─── The data

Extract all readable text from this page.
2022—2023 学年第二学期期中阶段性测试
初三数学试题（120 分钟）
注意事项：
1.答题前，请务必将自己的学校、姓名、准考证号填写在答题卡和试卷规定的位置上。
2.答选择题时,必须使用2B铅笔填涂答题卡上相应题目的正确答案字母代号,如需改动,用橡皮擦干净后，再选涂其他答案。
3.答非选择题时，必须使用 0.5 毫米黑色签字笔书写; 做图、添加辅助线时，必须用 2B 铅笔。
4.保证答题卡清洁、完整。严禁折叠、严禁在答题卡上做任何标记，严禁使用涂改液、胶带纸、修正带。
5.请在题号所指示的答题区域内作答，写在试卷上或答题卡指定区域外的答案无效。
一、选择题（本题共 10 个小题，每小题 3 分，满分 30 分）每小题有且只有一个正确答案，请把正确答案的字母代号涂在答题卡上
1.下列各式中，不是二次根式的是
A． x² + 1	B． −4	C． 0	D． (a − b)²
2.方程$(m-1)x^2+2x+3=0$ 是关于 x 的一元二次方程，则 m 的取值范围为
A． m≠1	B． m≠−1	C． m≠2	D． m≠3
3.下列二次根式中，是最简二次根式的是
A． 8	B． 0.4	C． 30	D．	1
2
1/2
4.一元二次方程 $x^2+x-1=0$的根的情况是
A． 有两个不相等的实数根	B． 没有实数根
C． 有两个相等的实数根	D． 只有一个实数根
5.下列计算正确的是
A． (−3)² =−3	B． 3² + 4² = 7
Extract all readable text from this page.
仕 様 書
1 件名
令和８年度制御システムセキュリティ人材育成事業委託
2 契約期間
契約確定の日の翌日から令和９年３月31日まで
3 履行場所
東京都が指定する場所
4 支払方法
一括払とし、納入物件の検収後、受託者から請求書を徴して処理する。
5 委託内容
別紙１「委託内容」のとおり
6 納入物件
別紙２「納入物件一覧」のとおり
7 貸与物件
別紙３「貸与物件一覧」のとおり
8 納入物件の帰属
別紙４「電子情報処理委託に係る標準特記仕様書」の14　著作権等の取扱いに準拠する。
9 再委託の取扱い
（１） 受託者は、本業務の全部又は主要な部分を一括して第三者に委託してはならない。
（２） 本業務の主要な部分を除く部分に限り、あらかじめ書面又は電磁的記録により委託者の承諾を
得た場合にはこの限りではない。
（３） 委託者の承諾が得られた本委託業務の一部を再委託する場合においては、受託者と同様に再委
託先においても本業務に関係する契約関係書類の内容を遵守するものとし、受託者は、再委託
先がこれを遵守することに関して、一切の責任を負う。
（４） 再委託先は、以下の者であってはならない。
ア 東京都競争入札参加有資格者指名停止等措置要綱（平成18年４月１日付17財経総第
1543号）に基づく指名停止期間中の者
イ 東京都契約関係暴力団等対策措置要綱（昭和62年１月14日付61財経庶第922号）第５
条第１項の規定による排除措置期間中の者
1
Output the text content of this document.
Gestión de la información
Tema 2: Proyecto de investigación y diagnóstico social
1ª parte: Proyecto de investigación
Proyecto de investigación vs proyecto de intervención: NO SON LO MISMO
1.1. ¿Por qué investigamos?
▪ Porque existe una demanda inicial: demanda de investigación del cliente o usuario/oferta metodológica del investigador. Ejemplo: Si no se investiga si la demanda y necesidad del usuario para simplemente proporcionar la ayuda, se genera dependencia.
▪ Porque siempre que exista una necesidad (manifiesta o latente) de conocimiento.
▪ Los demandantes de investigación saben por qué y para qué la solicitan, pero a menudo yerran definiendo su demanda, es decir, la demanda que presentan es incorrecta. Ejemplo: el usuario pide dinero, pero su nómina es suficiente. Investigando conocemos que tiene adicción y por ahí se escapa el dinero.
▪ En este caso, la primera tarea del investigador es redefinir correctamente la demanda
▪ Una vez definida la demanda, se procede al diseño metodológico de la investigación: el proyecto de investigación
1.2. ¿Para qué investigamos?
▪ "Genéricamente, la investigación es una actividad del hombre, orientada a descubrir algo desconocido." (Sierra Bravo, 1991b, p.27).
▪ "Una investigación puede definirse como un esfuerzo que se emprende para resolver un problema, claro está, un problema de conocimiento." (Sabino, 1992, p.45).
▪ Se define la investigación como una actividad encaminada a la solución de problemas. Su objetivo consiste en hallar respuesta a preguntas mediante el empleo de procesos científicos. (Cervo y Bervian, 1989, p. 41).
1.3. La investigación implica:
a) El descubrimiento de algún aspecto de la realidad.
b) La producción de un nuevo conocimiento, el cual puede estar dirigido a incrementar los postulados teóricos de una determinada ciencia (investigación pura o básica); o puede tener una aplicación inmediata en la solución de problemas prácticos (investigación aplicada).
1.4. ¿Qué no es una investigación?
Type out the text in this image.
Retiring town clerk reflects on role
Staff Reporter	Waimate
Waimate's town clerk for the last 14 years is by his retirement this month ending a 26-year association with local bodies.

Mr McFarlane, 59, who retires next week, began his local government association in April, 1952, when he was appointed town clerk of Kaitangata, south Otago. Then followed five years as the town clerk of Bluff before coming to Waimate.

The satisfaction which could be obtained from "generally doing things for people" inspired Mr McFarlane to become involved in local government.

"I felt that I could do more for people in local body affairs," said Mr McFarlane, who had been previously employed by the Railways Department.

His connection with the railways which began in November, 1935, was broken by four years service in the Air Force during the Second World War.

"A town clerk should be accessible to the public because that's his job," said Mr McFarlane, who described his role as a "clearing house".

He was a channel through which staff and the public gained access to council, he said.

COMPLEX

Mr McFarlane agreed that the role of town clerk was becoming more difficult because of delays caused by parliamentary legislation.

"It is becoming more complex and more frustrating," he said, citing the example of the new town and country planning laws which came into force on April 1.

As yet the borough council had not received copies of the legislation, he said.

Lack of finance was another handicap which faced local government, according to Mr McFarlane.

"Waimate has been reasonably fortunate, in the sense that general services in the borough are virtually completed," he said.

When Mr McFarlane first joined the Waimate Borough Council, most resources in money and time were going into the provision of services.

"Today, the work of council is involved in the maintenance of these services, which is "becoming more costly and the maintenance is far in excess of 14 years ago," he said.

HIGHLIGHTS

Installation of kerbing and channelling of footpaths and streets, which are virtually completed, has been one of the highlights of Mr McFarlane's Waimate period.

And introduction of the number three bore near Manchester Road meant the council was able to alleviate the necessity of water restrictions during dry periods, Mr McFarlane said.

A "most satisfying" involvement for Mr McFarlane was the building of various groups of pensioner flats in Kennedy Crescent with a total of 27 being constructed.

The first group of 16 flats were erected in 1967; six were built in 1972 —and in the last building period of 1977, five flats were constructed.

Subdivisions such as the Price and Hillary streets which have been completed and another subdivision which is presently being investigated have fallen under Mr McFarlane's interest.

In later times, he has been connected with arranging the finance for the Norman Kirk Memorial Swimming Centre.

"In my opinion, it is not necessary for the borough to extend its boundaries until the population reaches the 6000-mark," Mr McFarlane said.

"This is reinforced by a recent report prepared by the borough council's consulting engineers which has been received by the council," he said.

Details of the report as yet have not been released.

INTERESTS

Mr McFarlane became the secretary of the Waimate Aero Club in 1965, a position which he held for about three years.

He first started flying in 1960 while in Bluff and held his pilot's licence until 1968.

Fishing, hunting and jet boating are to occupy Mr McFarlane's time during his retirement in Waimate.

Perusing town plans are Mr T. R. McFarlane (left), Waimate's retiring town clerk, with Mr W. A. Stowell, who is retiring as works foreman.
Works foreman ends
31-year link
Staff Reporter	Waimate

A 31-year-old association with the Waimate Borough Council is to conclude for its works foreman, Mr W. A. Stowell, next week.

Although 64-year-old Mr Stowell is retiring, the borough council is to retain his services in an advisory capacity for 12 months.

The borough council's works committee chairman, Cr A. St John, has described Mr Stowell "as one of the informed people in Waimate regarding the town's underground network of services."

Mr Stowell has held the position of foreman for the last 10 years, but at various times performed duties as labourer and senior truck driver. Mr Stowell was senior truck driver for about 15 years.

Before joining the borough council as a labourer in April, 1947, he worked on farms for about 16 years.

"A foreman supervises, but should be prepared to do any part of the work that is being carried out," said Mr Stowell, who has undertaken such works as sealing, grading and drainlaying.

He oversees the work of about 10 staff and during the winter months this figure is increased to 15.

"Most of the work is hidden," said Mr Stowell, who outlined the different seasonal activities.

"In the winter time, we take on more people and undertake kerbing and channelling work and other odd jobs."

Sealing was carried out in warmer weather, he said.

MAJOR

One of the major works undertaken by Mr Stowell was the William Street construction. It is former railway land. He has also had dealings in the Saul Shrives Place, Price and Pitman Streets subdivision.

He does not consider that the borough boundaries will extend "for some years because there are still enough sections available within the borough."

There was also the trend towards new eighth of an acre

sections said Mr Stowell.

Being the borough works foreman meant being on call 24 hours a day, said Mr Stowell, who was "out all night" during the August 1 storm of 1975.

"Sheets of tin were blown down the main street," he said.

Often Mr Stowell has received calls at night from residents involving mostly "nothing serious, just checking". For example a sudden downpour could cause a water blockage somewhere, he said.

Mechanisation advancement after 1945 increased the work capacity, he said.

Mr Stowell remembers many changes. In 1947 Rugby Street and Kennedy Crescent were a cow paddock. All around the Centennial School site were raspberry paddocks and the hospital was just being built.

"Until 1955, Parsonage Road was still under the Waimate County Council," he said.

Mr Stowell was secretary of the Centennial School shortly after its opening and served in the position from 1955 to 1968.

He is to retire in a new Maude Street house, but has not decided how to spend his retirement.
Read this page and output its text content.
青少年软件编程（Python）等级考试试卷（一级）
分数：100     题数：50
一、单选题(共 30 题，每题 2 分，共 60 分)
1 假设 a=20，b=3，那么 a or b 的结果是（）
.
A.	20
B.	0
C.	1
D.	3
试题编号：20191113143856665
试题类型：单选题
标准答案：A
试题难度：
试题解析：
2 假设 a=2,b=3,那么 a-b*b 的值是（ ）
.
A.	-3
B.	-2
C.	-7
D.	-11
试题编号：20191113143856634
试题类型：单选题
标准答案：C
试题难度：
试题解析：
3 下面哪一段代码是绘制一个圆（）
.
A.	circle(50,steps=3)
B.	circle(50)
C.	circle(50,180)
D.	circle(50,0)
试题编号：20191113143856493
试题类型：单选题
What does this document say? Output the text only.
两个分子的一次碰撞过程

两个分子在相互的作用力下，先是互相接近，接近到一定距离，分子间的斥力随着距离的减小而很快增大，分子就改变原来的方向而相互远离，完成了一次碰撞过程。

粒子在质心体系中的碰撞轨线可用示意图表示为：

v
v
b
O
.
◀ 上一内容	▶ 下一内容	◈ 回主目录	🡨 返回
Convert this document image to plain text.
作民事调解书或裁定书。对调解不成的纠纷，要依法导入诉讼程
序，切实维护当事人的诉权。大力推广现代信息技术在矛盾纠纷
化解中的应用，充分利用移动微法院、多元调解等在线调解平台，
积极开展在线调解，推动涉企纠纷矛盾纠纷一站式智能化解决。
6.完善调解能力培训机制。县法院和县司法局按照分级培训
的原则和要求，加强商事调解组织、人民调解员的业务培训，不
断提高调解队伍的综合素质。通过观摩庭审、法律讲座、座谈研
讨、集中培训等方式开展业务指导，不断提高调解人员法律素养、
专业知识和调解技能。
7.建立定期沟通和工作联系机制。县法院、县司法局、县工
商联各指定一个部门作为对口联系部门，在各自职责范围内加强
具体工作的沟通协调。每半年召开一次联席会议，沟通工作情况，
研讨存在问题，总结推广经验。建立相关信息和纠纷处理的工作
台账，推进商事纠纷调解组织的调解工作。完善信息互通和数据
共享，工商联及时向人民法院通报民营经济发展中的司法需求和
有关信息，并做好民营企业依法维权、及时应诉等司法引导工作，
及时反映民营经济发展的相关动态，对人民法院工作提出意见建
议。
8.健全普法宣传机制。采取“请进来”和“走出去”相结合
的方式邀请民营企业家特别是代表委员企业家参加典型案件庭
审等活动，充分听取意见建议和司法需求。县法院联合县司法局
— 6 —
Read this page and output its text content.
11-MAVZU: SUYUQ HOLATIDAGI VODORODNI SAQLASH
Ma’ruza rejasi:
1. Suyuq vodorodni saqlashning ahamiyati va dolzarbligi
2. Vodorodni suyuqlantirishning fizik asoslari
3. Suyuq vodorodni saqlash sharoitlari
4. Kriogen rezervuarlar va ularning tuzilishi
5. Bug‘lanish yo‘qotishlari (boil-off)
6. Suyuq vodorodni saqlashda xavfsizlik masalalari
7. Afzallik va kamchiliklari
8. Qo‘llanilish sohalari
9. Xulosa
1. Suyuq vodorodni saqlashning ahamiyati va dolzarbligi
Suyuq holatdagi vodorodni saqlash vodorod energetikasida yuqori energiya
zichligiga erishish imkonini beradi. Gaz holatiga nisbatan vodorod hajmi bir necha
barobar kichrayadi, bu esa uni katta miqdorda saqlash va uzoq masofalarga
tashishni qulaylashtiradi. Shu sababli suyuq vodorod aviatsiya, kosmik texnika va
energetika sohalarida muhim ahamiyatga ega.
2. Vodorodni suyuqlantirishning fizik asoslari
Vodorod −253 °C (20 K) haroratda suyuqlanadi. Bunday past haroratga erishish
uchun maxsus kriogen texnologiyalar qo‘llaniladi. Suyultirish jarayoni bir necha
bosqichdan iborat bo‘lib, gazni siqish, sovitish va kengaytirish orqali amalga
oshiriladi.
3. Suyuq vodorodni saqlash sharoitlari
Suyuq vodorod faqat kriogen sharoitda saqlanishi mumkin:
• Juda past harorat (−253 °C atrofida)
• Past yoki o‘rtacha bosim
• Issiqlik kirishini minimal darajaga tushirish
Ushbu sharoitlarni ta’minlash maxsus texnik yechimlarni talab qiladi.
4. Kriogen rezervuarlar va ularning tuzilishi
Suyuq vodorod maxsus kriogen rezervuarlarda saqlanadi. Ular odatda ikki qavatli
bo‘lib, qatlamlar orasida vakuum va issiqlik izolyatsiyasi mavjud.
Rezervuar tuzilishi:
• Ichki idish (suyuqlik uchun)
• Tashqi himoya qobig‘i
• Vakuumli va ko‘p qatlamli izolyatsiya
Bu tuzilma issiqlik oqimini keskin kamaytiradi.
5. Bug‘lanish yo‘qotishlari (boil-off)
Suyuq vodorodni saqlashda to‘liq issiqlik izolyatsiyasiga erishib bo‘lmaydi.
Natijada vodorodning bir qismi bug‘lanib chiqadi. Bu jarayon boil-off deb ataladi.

──────

Show all lines from the data above in which the word "public" appears.

"A town clerk should be accessible to the public because that's his job," said Mr McFarlane, who described his role as a "clearing house".
He was a channel through which staff and the public gained access to council, he said.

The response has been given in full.